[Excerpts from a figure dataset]
####

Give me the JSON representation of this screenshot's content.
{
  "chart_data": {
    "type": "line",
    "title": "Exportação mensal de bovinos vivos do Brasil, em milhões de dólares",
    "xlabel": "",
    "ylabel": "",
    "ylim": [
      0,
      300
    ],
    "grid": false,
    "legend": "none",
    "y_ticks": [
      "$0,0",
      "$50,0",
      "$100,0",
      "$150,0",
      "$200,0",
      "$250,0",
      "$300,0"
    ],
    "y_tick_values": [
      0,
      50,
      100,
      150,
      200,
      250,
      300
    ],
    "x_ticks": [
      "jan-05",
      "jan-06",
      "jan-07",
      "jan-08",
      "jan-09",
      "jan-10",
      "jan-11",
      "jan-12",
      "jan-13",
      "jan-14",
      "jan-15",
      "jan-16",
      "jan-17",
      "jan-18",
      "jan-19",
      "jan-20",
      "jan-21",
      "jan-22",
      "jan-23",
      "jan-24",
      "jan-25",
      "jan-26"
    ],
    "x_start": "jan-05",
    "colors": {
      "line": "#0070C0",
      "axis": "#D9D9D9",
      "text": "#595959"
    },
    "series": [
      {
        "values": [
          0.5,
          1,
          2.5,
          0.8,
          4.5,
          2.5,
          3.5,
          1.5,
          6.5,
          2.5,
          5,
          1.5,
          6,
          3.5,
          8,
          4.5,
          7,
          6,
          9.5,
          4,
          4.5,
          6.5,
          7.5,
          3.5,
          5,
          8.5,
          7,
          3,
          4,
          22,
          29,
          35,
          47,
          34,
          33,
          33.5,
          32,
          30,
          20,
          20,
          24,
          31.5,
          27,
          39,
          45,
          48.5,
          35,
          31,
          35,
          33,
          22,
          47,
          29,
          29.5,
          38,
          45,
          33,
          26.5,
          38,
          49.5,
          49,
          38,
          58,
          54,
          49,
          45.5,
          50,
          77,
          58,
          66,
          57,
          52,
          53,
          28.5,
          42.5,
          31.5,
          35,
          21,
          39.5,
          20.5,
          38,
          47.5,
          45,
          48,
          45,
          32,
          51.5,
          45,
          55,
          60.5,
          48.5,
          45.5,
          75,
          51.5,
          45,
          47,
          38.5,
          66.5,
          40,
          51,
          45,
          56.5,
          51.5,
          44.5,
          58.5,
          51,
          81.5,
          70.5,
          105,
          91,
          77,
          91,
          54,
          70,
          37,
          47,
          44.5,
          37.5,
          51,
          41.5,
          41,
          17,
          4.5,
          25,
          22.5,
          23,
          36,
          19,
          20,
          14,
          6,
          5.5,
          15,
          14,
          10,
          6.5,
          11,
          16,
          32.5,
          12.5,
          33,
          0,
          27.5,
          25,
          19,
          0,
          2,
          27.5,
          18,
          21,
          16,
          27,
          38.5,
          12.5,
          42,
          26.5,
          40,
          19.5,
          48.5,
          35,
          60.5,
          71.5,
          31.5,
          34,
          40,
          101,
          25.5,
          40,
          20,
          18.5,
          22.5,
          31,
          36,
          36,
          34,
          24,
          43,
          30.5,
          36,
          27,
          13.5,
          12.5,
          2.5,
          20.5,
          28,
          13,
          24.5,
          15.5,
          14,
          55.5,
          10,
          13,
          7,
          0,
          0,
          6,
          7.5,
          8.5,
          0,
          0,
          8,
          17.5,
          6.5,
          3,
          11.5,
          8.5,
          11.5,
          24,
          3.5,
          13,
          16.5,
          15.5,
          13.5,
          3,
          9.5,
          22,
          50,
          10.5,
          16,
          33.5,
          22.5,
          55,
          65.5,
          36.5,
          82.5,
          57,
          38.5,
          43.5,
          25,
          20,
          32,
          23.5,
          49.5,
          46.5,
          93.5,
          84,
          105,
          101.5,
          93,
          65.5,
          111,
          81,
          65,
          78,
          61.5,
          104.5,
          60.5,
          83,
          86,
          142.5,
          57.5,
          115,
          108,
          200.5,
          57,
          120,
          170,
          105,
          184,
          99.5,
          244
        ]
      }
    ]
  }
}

####

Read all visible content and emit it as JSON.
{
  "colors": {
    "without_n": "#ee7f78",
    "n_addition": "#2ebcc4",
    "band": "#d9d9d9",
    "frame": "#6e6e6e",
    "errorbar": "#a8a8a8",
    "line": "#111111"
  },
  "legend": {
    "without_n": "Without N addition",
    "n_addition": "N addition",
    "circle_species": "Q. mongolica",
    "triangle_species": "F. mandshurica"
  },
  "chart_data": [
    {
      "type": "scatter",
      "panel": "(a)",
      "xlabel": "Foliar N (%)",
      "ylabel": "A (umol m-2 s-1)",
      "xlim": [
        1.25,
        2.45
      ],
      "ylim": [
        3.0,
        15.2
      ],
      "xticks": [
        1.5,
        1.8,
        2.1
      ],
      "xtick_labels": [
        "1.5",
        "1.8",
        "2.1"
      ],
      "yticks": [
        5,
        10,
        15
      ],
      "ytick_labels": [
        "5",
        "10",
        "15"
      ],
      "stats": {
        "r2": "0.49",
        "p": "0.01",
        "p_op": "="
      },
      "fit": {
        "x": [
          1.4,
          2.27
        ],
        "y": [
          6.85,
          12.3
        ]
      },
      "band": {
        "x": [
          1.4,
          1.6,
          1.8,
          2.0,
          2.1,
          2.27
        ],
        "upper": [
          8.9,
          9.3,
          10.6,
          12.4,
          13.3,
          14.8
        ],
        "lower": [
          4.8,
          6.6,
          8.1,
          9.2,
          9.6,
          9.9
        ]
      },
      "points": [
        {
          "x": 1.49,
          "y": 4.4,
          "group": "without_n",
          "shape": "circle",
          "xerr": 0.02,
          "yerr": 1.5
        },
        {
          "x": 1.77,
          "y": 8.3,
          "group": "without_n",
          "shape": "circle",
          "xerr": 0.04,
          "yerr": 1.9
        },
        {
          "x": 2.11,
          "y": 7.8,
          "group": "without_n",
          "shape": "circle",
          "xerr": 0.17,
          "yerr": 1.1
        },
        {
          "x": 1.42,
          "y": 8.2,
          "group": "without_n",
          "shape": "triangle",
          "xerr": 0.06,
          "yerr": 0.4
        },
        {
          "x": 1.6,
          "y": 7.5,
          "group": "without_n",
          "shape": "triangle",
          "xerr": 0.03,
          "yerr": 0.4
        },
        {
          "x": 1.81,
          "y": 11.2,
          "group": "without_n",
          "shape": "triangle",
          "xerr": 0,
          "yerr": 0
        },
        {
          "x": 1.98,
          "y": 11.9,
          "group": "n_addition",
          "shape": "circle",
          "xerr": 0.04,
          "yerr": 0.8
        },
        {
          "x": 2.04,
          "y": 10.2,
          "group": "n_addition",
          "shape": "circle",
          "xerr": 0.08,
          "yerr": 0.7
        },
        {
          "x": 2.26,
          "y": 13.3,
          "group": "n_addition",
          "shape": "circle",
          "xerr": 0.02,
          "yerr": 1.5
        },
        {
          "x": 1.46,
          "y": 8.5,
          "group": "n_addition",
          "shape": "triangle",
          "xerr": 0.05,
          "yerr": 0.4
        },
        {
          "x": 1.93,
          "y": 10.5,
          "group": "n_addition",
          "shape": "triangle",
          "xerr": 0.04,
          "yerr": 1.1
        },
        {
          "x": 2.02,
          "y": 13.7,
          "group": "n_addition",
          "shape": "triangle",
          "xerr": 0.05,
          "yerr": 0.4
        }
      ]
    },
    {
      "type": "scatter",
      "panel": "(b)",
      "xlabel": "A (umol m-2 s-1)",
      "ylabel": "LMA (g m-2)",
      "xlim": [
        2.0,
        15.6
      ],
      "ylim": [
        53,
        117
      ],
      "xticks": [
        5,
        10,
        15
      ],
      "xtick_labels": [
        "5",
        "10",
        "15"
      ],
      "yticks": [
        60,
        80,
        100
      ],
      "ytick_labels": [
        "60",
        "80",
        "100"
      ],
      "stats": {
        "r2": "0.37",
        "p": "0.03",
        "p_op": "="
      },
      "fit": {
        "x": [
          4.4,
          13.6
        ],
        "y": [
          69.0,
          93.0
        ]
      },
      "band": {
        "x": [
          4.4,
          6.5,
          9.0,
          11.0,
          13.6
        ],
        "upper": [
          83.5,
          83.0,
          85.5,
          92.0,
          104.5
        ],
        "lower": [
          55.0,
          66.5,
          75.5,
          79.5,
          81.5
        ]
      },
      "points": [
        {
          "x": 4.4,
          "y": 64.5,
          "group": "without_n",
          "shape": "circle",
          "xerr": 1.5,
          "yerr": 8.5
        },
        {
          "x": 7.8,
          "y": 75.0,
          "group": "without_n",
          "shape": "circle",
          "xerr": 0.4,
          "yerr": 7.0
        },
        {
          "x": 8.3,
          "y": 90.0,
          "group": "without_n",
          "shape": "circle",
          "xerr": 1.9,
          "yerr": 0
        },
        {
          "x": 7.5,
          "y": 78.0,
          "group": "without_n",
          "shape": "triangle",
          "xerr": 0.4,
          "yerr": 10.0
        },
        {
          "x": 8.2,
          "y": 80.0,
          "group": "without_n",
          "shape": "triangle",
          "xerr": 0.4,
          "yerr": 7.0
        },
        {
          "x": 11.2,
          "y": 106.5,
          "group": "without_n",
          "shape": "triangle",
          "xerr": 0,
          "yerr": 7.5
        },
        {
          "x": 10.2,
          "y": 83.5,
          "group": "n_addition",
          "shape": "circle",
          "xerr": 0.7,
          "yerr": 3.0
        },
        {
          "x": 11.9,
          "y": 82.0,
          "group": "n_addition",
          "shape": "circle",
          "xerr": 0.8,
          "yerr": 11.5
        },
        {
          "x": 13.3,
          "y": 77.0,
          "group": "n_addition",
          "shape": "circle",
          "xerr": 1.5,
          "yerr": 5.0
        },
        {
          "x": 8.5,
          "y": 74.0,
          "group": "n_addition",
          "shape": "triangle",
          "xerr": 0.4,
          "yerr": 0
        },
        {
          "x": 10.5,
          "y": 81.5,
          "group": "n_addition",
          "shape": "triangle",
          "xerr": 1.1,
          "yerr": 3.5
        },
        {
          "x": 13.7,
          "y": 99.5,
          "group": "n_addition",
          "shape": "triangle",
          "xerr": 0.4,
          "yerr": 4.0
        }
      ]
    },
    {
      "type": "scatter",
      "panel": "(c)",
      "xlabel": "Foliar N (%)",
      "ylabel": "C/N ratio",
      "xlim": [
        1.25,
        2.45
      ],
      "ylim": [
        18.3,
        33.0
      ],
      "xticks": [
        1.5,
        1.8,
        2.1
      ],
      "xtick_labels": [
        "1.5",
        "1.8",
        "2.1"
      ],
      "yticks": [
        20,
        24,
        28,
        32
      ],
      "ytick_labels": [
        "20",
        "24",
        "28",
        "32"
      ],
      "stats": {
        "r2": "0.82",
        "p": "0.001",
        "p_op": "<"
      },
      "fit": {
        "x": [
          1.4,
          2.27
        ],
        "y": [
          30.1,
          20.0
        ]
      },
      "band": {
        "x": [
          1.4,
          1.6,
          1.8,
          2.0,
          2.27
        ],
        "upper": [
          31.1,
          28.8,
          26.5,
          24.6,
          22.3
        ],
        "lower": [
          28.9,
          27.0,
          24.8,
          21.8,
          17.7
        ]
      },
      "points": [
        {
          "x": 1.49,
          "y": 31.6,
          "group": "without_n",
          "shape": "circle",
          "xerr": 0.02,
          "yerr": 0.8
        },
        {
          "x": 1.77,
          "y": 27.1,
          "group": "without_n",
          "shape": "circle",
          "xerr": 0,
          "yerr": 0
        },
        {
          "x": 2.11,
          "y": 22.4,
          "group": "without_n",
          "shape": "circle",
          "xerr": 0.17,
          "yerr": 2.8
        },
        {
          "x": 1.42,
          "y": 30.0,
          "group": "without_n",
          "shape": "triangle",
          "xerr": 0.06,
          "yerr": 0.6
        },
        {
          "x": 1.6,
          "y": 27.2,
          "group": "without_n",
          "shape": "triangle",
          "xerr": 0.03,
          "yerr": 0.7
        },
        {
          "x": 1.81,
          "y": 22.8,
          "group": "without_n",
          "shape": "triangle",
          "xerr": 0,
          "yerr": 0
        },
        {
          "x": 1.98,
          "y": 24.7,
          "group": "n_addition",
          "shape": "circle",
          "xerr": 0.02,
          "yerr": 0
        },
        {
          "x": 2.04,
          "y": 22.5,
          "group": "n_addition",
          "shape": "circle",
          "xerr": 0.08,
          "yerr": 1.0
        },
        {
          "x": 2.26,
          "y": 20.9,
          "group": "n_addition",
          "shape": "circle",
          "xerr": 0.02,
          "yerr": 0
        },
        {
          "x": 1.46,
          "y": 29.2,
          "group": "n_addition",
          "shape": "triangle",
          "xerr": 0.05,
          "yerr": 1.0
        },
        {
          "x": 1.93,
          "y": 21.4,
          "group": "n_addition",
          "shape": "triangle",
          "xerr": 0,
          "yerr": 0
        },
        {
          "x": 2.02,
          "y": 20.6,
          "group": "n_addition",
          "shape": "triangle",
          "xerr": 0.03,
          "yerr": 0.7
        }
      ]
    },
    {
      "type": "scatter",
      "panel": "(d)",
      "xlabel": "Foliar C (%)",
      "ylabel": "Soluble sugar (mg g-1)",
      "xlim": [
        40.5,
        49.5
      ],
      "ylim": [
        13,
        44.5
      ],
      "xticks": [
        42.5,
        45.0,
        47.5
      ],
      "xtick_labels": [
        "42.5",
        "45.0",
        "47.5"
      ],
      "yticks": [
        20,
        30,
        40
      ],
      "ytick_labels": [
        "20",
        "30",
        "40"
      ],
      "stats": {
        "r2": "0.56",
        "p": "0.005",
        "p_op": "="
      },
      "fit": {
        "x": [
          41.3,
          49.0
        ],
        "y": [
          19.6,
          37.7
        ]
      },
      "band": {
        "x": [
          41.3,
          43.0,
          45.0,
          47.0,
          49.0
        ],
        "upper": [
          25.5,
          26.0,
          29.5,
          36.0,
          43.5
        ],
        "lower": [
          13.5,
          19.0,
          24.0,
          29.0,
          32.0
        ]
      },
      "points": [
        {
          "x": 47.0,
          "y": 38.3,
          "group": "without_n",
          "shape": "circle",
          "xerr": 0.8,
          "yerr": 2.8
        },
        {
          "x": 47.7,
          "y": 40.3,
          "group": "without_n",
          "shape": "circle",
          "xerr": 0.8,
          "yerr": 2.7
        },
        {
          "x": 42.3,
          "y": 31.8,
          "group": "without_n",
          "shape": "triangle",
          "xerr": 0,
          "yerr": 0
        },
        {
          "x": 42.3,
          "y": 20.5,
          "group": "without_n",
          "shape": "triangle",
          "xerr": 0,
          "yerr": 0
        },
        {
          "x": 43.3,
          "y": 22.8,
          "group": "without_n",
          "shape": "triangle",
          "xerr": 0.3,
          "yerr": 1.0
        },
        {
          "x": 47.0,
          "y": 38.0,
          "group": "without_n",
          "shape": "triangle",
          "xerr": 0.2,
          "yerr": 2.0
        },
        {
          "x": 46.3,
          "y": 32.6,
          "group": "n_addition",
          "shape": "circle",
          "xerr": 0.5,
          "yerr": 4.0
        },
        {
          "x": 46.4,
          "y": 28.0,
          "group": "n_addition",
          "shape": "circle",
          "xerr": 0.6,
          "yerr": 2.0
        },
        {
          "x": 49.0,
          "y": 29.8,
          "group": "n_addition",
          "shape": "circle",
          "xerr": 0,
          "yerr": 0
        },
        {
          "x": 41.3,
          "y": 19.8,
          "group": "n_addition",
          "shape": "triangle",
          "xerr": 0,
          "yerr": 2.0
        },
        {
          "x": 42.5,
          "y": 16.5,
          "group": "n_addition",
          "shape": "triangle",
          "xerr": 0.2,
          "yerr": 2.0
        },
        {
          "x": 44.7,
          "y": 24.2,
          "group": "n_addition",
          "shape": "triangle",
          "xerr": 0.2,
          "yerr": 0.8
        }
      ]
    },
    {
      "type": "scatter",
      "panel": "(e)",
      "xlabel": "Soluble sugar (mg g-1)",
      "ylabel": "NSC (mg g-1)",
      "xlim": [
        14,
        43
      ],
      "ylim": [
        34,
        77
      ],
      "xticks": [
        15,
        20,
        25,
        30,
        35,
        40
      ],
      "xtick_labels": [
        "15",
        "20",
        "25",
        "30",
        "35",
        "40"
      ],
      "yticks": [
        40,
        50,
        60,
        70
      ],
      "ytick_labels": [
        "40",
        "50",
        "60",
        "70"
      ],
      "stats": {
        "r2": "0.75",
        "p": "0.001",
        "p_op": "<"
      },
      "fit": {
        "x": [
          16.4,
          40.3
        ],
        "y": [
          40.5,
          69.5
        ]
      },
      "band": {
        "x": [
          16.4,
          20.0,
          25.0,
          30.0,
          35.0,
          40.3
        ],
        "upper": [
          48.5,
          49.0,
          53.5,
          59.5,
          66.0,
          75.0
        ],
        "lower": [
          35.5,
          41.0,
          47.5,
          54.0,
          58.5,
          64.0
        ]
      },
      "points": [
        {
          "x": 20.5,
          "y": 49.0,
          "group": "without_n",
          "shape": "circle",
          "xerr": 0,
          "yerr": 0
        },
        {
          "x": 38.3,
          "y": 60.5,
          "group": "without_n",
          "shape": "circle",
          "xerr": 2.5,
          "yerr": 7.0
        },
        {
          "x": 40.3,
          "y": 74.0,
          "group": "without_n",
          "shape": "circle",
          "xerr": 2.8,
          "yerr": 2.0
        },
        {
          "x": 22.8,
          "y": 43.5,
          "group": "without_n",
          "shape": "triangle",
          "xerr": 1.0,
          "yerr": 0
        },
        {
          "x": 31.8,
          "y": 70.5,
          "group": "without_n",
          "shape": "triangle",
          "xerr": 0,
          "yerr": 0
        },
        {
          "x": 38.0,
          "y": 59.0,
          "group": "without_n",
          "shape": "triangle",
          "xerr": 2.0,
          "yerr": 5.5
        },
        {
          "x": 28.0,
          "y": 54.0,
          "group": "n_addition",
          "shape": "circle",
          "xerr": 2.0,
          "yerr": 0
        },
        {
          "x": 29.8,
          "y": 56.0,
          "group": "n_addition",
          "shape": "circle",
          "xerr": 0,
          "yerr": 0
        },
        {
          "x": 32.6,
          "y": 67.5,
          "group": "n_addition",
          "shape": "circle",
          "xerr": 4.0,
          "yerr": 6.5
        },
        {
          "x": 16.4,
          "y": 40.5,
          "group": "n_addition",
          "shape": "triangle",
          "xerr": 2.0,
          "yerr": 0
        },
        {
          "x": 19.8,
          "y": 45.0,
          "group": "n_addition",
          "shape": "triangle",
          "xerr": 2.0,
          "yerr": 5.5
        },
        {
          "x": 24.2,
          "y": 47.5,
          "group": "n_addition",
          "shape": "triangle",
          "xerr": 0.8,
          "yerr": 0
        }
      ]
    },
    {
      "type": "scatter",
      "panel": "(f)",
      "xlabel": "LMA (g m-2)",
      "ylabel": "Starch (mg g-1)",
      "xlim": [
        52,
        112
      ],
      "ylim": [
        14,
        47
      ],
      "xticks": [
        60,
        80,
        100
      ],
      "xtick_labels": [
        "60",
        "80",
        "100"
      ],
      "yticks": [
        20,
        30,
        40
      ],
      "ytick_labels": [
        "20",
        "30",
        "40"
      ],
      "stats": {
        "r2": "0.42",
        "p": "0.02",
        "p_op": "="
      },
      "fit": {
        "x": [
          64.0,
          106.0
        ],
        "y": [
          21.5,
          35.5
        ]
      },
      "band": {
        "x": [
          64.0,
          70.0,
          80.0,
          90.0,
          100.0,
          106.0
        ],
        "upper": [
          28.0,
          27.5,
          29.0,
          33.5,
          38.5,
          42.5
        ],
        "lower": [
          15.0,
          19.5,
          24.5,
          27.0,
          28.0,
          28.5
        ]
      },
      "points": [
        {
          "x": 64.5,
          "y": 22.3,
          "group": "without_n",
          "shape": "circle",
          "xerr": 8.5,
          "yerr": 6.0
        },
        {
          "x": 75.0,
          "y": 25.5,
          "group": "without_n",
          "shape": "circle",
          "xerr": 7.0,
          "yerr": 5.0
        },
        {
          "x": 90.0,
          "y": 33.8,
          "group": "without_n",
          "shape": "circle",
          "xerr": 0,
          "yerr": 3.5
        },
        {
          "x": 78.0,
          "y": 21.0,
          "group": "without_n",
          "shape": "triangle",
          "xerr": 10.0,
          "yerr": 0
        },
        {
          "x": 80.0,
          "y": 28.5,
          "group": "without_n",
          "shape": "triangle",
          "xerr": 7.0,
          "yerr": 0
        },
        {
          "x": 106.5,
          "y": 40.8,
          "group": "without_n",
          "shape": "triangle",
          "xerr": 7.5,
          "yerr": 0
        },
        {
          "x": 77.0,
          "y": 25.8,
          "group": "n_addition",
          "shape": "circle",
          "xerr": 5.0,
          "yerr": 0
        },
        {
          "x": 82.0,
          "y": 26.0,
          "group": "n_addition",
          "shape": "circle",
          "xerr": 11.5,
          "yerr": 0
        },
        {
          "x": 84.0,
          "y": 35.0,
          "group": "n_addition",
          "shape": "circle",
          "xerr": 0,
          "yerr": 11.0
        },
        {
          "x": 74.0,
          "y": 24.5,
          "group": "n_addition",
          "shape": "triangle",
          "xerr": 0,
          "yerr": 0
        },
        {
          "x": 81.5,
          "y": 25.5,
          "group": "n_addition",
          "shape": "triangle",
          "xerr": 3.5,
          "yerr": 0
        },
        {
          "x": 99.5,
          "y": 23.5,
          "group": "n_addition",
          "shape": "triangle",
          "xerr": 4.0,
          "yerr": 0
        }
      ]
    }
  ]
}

####

* **Exercise prompt**:
Pull every line containing "xlabel" from the data.

* **Result of the exercise**:
    "xlabel": "",
      "xlabel": "Foliar N (%)",
      "xlabel": "A (umol m-2 s-1)",
      "xlabel": "Foliar N (%)",
      "xlabel": "Foliar C (%)",
      "xlabel": "Soluble sugar (mg g-1)",
      "xlabel": "LMA (g m-2)",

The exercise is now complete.